Data excerpts.
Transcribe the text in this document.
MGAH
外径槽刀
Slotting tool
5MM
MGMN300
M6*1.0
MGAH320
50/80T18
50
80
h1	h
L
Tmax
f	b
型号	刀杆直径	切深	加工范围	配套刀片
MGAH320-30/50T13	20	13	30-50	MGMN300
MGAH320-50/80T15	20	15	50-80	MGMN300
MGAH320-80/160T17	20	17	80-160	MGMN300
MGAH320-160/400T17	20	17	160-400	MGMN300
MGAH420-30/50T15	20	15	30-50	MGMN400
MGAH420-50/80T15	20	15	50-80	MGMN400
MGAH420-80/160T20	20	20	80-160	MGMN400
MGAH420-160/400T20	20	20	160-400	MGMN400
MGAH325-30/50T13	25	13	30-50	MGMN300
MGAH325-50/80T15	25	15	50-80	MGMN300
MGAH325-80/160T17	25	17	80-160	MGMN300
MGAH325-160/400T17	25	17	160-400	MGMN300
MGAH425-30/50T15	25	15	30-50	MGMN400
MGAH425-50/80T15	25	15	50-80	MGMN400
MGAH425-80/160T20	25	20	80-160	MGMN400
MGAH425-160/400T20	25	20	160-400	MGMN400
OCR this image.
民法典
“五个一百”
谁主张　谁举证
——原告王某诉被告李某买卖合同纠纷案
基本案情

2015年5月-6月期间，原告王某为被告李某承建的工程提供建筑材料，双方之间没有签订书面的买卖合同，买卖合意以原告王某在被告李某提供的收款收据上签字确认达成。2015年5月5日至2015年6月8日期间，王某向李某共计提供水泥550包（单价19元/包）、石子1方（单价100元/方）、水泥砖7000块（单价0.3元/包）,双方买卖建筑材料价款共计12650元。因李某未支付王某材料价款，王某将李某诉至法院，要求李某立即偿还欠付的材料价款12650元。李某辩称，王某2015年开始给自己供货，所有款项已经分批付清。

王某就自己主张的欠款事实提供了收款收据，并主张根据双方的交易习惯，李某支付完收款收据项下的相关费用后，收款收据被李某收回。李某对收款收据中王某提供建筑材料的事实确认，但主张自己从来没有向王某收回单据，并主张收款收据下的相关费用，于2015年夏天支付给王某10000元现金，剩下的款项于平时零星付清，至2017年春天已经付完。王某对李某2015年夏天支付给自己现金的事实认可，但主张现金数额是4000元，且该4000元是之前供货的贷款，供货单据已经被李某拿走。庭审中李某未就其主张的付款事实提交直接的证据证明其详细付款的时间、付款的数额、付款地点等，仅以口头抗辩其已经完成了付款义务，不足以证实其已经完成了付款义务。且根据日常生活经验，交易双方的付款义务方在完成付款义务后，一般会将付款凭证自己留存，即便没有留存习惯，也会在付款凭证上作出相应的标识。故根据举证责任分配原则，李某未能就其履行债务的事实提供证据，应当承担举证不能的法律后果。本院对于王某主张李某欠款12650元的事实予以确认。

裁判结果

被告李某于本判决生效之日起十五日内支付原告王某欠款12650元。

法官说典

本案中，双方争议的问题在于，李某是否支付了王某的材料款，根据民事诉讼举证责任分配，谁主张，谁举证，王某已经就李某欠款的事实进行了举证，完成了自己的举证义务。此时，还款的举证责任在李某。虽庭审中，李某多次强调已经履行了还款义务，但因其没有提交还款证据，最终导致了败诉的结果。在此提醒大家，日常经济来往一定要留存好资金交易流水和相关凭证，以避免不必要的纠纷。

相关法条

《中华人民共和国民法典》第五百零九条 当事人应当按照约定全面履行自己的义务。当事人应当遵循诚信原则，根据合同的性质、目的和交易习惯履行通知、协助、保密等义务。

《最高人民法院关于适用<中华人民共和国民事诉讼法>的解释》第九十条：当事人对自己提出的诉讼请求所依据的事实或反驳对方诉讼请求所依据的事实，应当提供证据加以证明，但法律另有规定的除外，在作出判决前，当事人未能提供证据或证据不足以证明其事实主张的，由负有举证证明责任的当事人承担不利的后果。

Exercise aim. Read through the lines above and collect those that contain the string "this".

Exercise answer.
Transcribe the text in this document.
OCR this image.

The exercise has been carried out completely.